>> Start
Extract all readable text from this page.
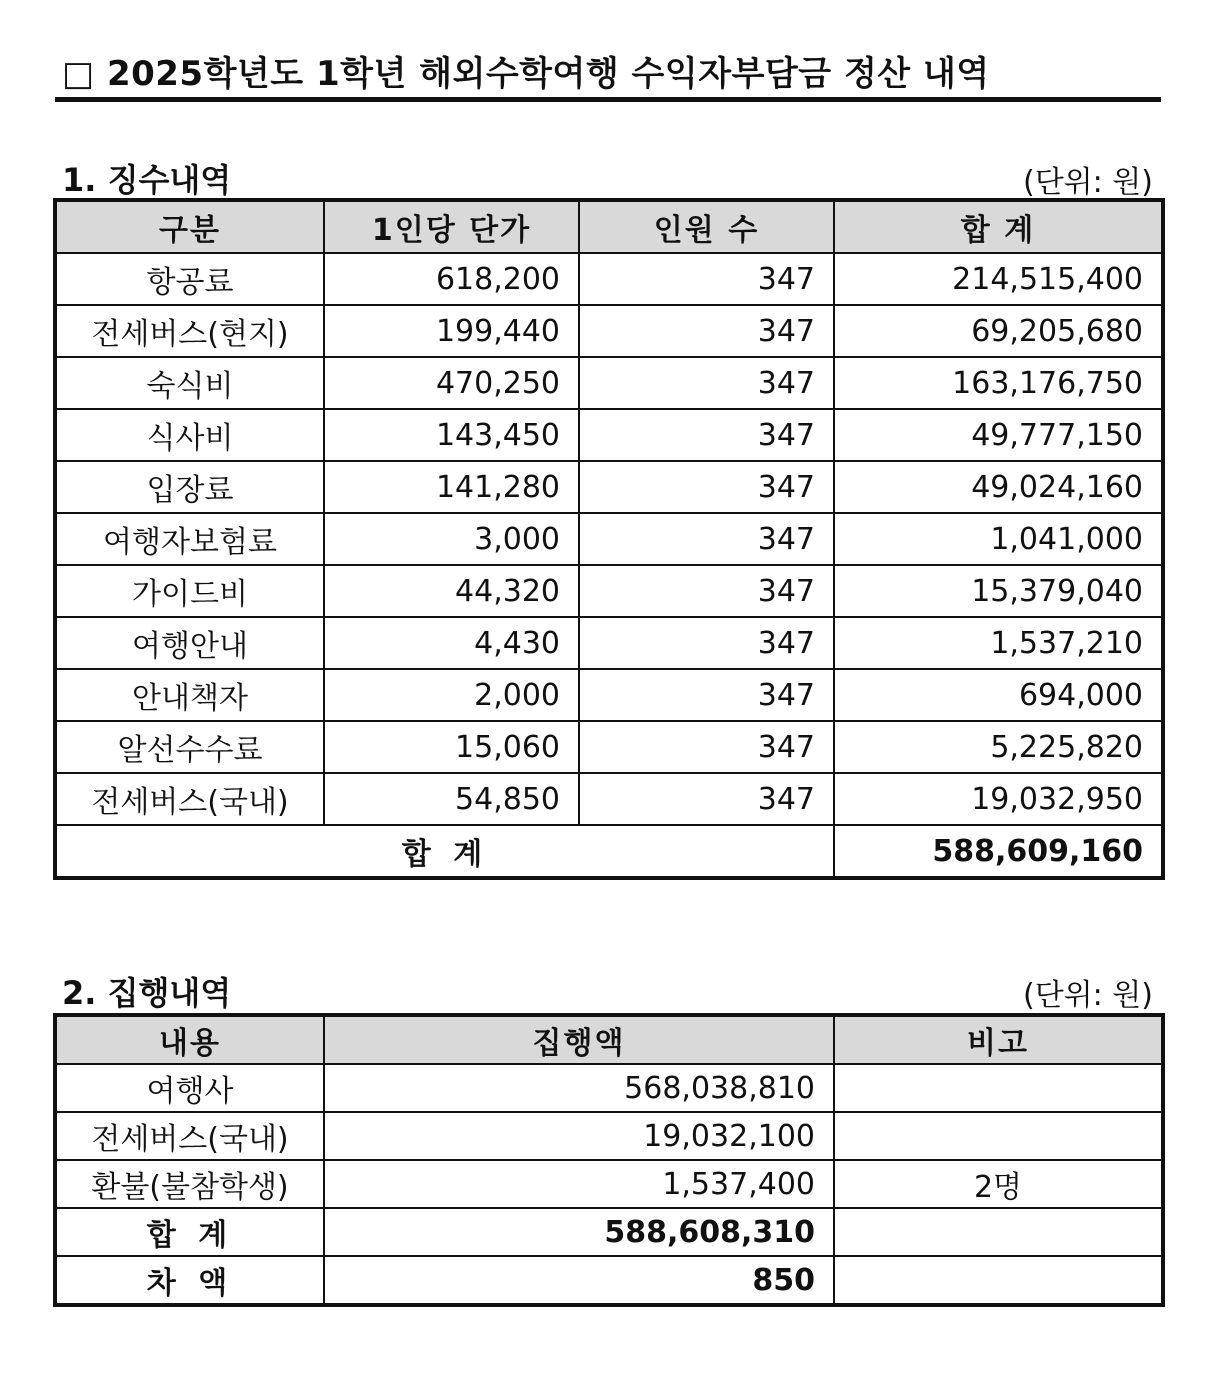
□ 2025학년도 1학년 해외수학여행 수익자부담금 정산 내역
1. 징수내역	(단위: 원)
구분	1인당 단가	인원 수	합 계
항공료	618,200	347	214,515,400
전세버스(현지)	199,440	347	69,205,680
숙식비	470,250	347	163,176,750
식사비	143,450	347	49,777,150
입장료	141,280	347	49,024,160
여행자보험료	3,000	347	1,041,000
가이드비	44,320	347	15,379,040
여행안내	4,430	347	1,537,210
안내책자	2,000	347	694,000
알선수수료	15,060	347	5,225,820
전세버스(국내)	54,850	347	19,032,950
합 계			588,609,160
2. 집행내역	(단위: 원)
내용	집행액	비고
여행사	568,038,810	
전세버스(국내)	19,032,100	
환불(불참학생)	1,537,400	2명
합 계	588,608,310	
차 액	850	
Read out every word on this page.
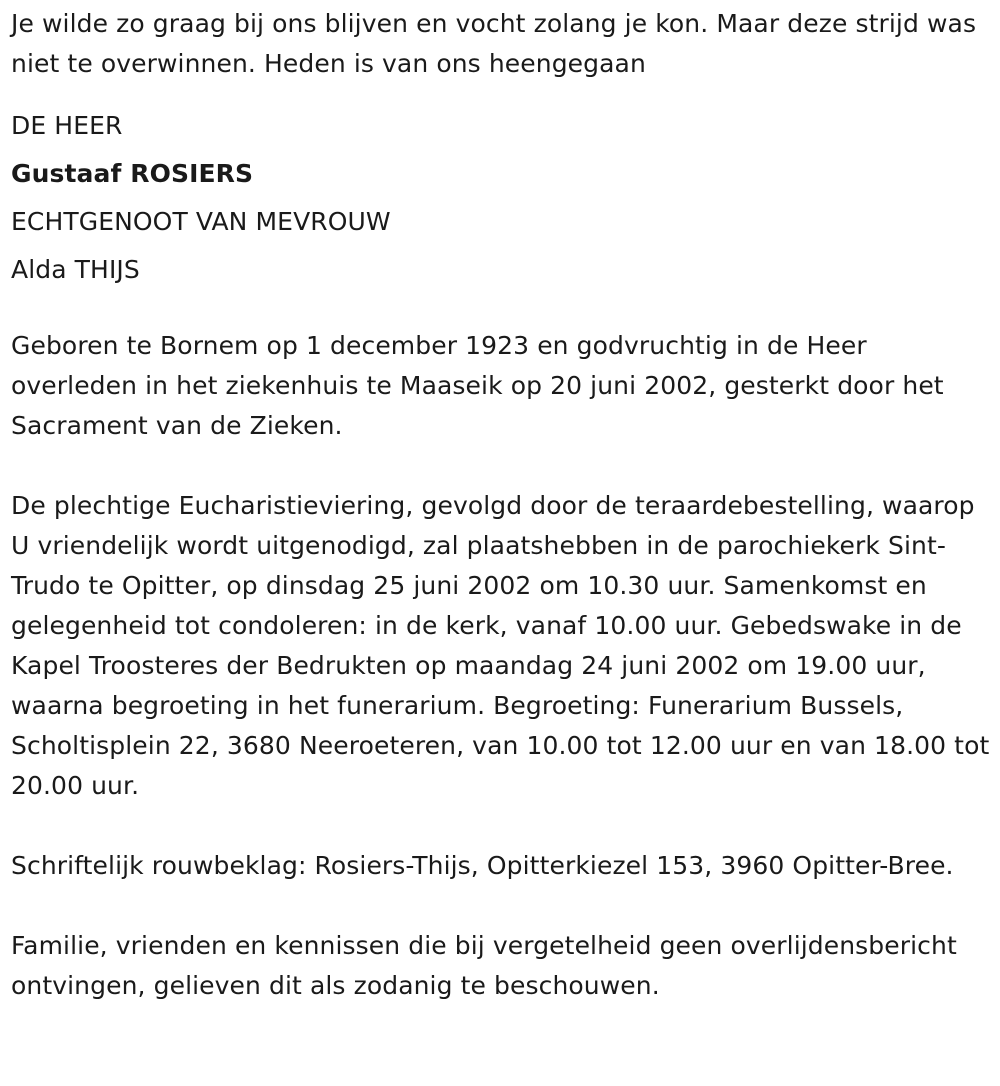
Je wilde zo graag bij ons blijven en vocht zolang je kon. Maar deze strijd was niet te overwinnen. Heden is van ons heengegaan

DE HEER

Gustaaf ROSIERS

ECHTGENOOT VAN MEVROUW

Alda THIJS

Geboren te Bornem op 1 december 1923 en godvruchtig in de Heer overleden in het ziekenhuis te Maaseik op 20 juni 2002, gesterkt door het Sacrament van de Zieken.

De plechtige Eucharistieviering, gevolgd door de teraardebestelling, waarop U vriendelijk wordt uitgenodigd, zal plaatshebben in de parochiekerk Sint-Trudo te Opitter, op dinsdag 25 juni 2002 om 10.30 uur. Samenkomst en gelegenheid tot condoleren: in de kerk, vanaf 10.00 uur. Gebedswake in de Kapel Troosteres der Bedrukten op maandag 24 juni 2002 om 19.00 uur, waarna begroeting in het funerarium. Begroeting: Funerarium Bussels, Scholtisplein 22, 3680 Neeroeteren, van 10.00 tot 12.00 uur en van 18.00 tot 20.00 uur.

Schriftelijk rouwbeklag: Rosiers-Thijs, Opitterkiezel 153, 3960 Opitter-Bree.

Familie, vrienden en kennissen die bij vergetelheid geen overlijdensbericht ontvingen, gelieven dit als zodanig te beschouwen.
>> End
>> Start
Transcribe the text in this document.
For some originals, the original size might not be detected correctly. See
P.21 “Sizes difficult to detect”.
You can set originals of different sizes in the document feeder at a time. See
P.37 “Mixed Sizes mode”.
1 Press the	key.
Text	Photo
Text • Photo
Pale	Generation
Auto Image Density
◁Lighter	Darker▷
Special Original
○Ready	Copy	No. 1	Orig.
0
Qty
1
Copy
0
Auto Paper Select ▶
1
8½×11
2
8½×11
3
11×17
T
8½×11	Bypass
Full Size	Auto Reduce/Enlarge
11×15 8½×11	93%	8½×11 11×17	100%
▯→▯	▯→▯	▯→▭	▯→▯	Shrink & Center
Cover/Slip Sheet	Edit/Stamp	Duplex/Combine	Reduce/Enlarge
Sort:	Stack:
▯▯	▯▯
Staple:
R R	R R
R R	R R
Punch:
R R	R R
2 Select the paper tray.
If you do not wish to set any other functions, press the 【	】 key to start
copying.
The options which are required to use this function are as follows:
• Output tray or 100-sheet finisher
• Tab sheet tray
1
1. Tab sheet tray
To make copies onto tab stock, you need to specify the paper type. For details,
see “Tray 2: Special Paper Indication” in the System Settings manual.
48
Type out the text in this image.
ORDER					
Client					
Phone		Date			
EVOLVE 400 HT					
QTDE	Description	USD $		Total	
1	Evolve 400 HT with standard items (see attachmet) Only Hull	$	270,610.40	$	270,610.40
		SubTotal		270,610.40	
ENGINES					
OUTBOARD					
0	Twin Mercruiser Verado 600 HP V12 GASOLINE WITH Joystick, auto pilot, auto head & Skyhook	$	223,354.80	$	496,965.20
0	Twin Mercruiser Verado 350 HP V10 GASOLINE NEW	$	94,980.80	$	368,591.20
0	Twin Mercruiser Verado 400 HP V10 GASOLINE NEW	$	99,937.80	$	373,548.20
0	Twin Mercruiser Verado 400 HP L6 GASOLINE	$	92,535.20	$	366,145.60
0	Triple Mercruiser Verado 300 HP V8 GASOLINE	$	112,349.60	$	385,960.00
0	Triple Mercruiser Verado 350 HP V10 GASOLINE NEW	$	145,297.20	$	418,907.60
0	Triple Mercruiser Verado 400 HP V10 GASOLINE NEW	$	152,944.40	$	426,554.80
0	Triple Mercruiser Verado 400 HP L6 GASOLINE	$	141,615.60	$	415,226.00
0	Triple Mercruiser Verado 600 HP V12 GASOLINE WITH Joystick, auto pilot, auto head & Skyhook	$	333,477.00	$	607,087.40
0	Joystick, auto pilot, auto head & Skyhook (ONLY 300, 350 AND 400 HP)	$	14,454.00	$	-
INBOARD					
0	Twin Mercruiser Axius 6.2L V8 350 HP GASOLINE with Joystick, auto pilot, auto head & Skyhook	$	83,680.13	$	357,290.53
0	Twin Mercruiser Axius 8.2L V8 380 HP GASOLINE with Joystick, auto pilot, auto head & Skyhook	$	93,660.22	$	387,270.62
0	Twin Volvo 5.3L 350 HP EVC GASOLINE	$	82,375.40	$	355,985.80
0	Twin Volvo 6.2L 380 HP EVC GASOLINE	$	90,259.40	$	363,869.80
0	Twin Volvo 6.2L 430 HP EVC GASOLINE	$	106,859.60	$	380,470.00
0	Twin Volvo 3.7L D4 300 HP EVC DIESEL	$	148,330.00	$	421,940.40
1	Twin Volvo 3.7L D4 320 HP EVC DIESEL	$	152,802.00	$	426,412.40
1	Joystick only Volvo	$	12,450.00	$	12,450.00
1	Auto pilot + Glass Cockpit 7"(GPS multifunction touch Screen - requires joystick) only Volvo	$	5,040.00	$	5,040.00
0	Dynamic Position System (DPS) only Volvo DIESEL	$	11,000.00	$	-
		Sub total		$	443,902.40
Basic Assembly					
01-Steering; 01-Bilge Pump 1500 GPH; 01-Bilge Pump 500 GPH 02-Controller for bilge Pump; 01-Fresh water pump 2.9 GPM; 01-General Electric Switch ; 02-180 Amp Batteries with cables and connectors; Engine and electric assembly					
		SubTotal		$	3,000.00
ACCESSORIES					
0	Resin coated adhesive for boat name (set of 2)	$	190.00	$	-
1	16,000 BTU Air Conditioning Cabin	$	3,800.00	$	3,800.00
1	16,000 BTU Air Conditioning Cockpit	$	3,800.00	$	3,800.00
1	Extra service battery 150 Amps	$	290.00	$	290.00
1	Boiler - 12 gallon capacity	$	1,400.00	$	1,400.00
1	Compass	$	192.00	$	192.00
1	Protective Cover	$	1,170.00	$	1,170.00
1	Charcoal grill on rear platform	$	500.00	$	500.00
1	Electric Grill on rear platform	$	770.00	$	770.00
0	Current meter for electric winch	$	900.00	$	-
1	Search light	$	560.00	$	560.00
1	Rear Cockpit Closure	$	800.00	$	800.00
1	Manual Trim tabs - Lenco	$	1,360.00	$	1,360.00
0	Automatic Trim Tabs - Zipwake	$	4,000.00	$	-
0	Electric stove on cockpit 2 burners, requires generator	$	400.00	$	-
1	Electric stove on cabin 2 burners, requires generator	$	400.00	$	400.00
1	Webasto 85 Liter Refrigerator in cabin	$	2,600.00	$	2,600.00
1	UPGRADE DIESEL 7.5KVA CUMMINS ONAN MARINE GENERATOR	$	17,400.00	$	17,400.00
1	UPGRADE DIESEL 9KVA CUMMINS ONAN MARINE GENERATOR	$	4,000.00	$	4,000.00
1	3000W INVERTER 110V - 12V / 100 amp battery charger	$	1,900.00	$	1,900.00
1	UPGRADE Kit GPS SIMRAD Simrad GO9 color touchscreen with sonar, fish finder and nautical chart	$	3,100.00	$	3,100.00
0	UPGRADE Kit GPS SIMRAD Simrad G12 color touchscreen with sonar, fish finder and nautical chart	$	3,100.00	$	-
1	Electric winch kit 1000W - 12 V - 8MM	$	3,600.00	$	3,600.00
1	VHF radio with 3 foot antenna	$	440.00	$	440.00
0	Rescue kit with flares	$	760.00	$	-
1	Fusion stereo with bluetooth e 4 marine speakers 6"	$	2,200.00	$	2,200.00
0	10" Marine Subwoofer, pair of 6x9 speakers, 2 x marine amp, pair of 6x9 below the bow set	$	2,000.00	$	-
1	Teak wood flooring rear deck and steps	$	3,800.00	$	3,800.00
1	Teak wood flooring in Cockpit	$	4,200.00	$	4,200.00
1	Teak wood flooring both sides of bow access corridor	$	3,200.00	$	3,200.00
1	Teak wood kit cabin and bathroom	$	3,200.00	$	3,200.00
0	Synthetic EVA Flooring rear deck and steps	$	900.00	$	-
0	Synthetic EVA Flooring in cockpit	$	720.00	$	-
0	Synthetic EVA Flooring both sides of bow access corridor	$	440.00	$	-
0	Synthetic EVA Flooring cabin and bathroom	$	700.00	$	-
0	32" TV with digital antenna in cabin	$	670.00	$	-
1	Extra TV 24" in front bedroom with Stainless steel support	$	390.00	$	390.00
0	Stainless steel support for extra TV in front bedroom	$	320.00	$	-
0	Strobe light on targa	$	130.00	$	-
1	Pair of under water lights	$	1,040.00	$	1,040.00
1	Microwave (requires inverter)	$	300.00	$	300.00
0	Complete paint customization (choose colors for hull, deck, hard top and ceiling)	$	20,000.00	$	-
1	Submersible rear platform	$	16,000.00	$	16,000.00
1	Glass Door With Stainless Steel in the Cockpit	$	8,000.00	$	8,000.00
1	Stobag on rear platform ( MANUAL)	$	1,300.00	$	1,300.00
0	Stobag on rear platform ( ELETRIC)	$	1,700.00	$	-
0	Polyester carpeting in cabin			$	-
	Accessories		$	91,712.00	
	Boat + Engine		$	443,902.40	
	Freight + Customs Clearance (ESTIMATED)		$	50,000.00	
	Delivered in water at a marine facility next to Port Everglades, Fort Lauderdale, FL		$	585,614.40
>> End
▸ Request:
Look over the material above and show each line where "both" appears.

▸ Response:
1	Teak wood flooring both sides of bow access corridor	$	3,200.00	$	3,200.00
0	Synthetic EVA Flooring both sides of bow access corridor	$	440.00	$	-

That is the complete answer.